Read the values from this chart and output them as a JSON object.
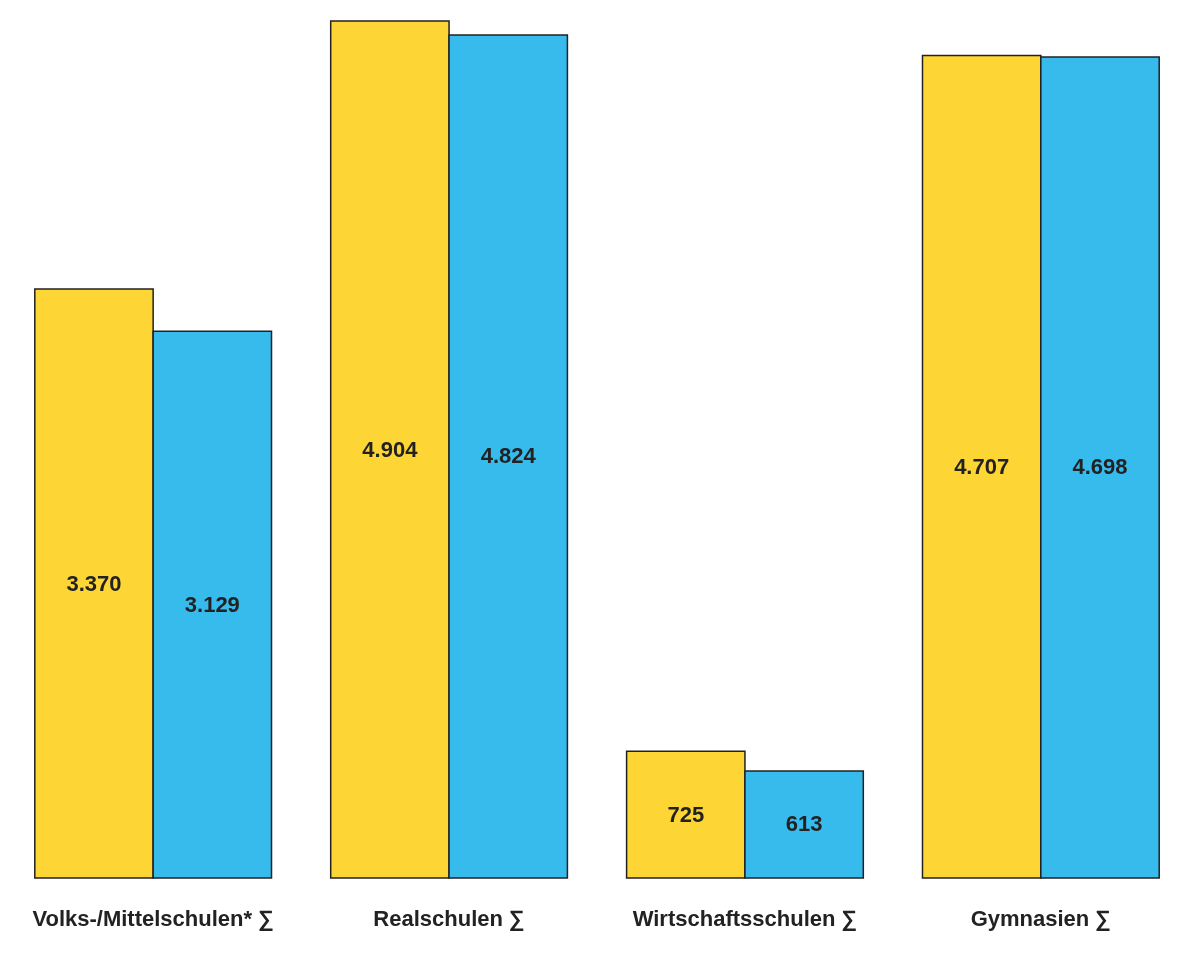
{
  "chart_data": {
    "type": "bar",
    "categories": [
      "Volks-/Mittelschulen* ∑",
      "Realschulen ∑",
      "Wirtschaftsschulen ∑",
      "Gymnasien ∑"
    ],
    "series": [
      {
        "color": "#fdd535",
        "values": [
          3370,
          4904,
          725,
          4707
        ],
        "value_labels": [
          "3.370",
          "4.904",
          "725",
          "4.707"
        ]
      },
      {
        "color": "#37bbed",
        "values": [
          3129,
          4824,
          613,
          4698
        ],
        "value_labels": [
          "3.129",
          "4.824",
          "613",
          "4.698"
        ]
      }
    ],
    "grid": false,
    "legend": false
  }
}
• • • •
The exercise =
Make a word-for-word copy of the entries, without any pictures.

Response to the task =
Read the values from this chart and output them as a JSON object.
{
  "chart_data": {
    "type": "bar",
    "categories": [
      "Volks-/Mittelschulen* ∑",
      "Realschulen ∑",
      "Wirtschaftsschulen ∑",
      "Gymnasien ∑"
    ],
    "series": [
      {
        "color": "#fdd535",
        "values": [
          3370,
          4904,
          725,
          4707
        ],
        "value_labels": [
          "3.370",
          "4.904",
          "725",
          "4.707"
        ]
      },
      {
        "color": "#37bbed",
        "values": [
          3129,
          4824,
          613,
          4698
        ],
        "value_labels": [
          "3.129",
          "4.824",
          "613",
          "4.698"
        ]
      }
    ],
    "grid": false,
    "legend": false
  }
}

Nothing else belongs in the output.